- Direction
Gather up the lines that contain "JSON".

◇ ◇ ◇ ◇ ◇ ◇ ◇

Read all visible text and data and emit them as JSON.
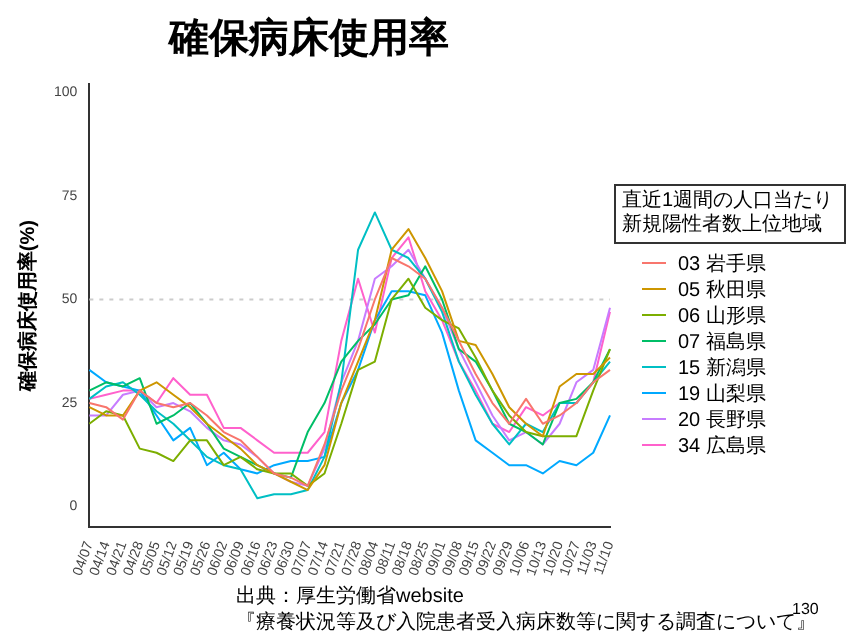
{
  "chart_data": {
    "type": "line",
    "title": "確保病床使用率",
    "ylabel": "確保病床使用率(%)",
    "legend_title": "直近1週間の人口当たり新規陽性者数上位地域",
    "categories": [
      "04/07",
      "04/14",
      "04/21",
      "04/28",
      "05/05",
      "05/12",
      "05/19",
      "05/26",
      "06/02",
      "06/09",
      "06/16",
      "06/23",
      "06/30",
      "07/07",
      "07/14",
      "07/21",
      "07/28",
      "08/04",
      "08/11",
      "08/18",
      "08/25",
      "09/01",
      "09/08",
      "09/15",
      "09/22",
      "09/29",
      "10/06",
      "10/13",
      "10/20",
      "10/27",
      "11/03",
      "11/10"
    ],
    "series": [
      {
        "name": "03 岩手県",
        "color": "#f8766d",
        "values": [
          25,
          24,
          21,
          28,
          25,
          24,
          25,
          22,
          18,
          16,
          12,
          8,
          7,
          5,
          15,
          28,
          38,
          50,
          60,
          58,
          55,
          48,
          40,
          32,
          25,
          20,
          26,
          20,
          22,
          25,
          30,
          33
        ]
      },
      {
        "name": "05 秋田県",
        "color": "#cd9600",
        "values": [
          24,
          22,
          22,
          28,
          30,
          27,
          24,
          20,
          17,
          14,
          10,
          8,
          6,
          4,
          10,
          25,
          35,
          45,
          62,
          67,
          60,
          52,
          40,
          39,
          32,
          24,
          20,
          17,
          29,
          32,
          32,
          36
        ]
      },
      {
        "name": "06 山形県",
        "color": "#7cae00",
        "values": [
          20,
          23,
          22,
          14,
          13,
          11,
          16,
          16,
          10,
          12,
          9,
          8,
          8,
          5,
          8,
          20,
          33,
          35,
          50,
          55,
          48,
          45,
          43,
          36,
          28,
          22,
          18,
          17,
          17,
          17,
          28,
          38
        ]
      },
      {
        "name": "07 福島県",
        "color": "#00be67",
        "values": [
          28,
          30,
          29,
          31,
          20,
          22,
          25,
          20,
          14,
          12,
          10,
          8,
          7,
          18,
          25,
          35,
          40,
          44,
          50,
          51,
          58,
          50,
          38,
          35,
          28,
          20,
          18,
          15,
          25,
          26,
          30,
          38
        ]
      },
      {
        "name": "15 新潟県",
        "color": "#00bfc4",
        "values": [
          26,
          29,
          30,
          27,
          23,
          20,
          16,
          12,
          10,
          9,
          2,
          3,
          3,
          4,
          12,
          30,
          62,
          71,
          62,
          60,
          55,
          47,
          35,
          27,
          20,
          15,
          20,
          18,
          25,
          25,
          30,
          35
        ]
      },
      {
        "name": "19 山梨県",
        "color": "#00a9ff",
        "values": [
          33,
          30,
          29,
          28,
          22,
          16,
          19,
          10,
          13,
          9,
          8,
          10,
          11,
          11,
          12,
          25,
          33,
          45,
          52,
          52,
          51,
          42,
          28,
          16,
          13,
          10,
          10,
          8,
          11,
          10,
          13,
          22
        ]
      },
      {
        "name": "20 長野県",
        "color": "#c77cff",
        "values": [
          22,
          22,
          27,
          28,
          24,
          25,
          23,
          19,
          16,
          15,
          12,
          8,
          6,
          5,
          14,
          30,
          40,
          55,
          58,
          62,
          55,
          48,
          38,
          30,
          22,
          16,
          18,
          15,
          20,
          30,
          33,
          48
        ]
      },
      {
        "name": "34 広島県",
        "color": "#ff61cc",
        "values": [
          26,
          27,
          28,
          28,
          25,
          31,
          27,
          27,
          19,
          19,
          16,
          13,
          13,
          13,
          18,
          40,
          55,
          42,
          60,
          65,
          52,
          45,
          35,
          28,
          20,
          18,
          24,
          22,
          25,
          25,
          30,
          47
        ]
      }
    ],
    "ylim": [
      -5,
      102
    ],
    "yticks": [
      0,
      25,
      50,
      75,
      100
    ],
    "grid": false,
    "legend": "right",
    "marker": "none",
    "line_style": "solid",
    "ref_lines": [
      {
        "axis": "y",
        "value": 50,
        "color": "#cccccc",
        "line_style": "dotted"
      }
    ],
    "annotations": [
      "出典：厚生労働省website",
      "『療養状況等及び入院患者受入病床数等に関する調査について』",
      "130"
    ]
  }
}
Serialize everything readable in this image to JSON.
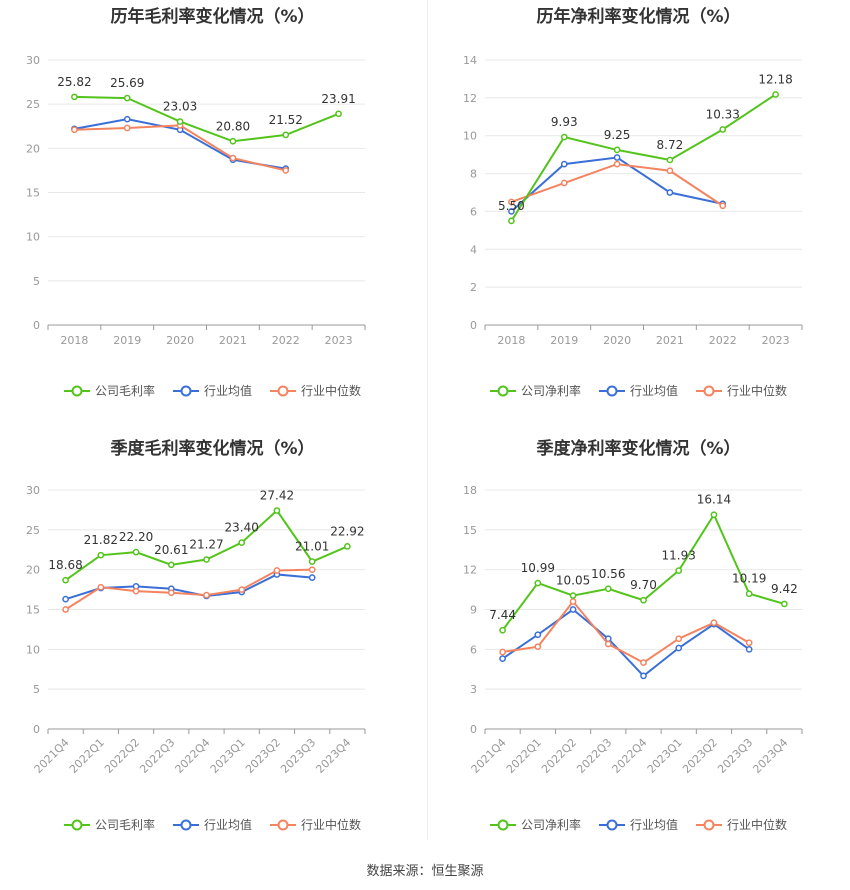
{
  "colors": {
    "company": "#52c41a",
    "avg": "#3b6fd8",
    "median": "#f4835f"
  },
  "source": "数据来源：恒生聚源",
  "chart_data": [
    {
      "type": "line",
      "title": "历年毛利率变化情况（%）",
      "categories": [
        "2018",
        "2019",
        "2020",
        "2021",
        "2022",
        "2023"
      ],
      "ylim": [
        0,
        30
      ],
      "yticks": [
        0,
        5,
        10,
        15,
        20,
        25,
        30
      ],
      "series": [
        {
          "name": "公司毛利率",
          "key": "company",
          "values": [
            25.82,
            25.69,
            23.03,
            20.8,
            21.52,
            23.91
          ],
          "labels": [
            "25.82",
            "25.69",
            "23.03",
            "20.80",
            "21.52",
            "23.91"
          ]
        },
        {
          "name": "行业均值",
          "key": "avg",
          "values": [
            22.2,
            23.3,
            22.1,
            18.7,
            17.7,
            null
          ]
        },
        {
          "name": "行业中位数",
          "key": "median",
          "values": [
            22.1,
            22.3,
            22.6,
            18.9,
            17.5,
            null
          ]
        }
      ],
      "grid": true,
      "legend": "bottom"
    },
    {
      "type": "line",
      "title": "历年净利率变化情况（%）",
      "categories": [
        "2018",
        "2019",
        "2020",
        "2021",
        "2022",
        "2023"
      ],
      "ylim": [
        0,
        14
      ],
      "yticks": [
        0,
        2,
        4,
        6,
        8,
        10,
        12,
        14
      ],
      "series": [
        {
          "name": "公司净利率",
          "key": "company",
          "values": [
            5.5,
            9.93,
            9.25,
            8.72,
            10.33,
            12.18
          ],
          "labels": [
            "5.50",
            "9.93",
            "9.25",
            "8.72",
            "10.33",
            "12.18"
          ]
        },
        {
          "name": "行业均值",
          "key": "avg",
          "values": [
            6.0,
            8.5,
            8.85,
            7.0,
            6.4,
            null
          ]
        },
        {
          "name": "行业中位数",
          "key": "median",
          "values": [
            6.5,
            7.5,
            8.5,
            8.15,
            6.3,
            null
          ]
        }
      ],
      "grid": true,
      "legend": "bottom"
    },
    {
      "type": "line",
      "title": "季度毛利率变化情况（%）",
      "categories": [
        "2021Q4",
        "2022Q1",
        "2022Q2",
        "2022Q3",
        "2022Q4",
        "2023Q1",
        "2023Q2",
        "2023Q3",
        "2023Q4"
      ],
      "ylim": [
        0,
        30
      ],
      "yticks": [
        0,
        5,
        10,
        15,
        20,
        25,
        30
      ],
      "series": [
        {
          "name": "公司毛利率",
          "key": "company",
          "values": [
            18.68,
            21.82,
            22.2,
            20.61,
            21.27,
            23.4,
            27.42,
            21.01,
            22.92
          ],
          "labels": [
            "18.68",
            "21.82",
            "22.20",
            "20.61",
            "21.27",
            "23.40",
            "27.42",
            "21.01",
            "22.92"
          ]
        },
        {
          "name": "行业均值",
          "key": "avg",
          "values": [
            16.3,
            17.7,
            17.9,
            17.6,
            16.7,
            17.2,
            19.4,
            19.0,
            null
          ]
        },
        {
          "name": "行业中位数",
          "key": "median",
          "values": [
            15.0,
            17.8,
            17.3,
            17.1,
            16.8,
            17.5,
            19.9,
            20.0,
            null
          ]
        }
      ],
      "grid": true,
      "legend": "bottom"
    },
    {
      "type": "line",
      "title": "季度净利率变化情况（%）",
      "categories": [
        "2021Q4",
        "2022Q1",
        "2022Q2",
        "2022Q3",
        "2022Q4",
        "2023Q1",
        "2023Q2",
        "2023Q3",
        "2023Q4"
      ],
      "ylim": [
        0,
        18
      ],
      "yticks": [
        0,
        3,
        6,
        9,
        12,
        15,
        18
      ],
      "series": [
        {
          "name": "公司净利率",
          "key": "company",
          "values": [
            7.44,
            10.99,
            10.05,
            10.56,
            9.7,
            11.93,
            16.14,
            10.19,
            9.42
          ],
          "labels": [
            "7.44",
            "10.99",
            "10.05",
            "10.56",
            "9.70",
            "11.93",
            "16.14",
            "10.19",
            "9.42"
          ]
        },
        {
          "name": "行业均值",
          "key": "avg",
          "values": [
            5.3,
            7.1,
            9.0,
            6.8,
            4.0,
            6.1,
            7.9,
            6.0,
            null
          ]
        },
        {
          "name": "行业中位数",
          "key": "median",
          "values": [
            5.8,
            6.2,
            9.6,
            6.4,
            5.0,
            6.8,
            8.0,
            6.5,
            null
          ]
        }
      ],
      "grid": true,
      "legend": "bottom"
    }
  ]
}
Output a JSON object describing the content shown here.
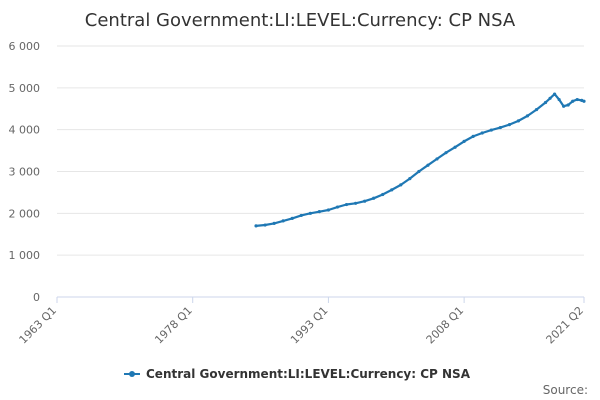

◇ ◇ ◇ ◇ ◇ ◇ ◇

- Result
Read all visible text and data and emit them as JSON.
Serialize everything readable in this image to JSON.
Output a JSON object describing the content shown here.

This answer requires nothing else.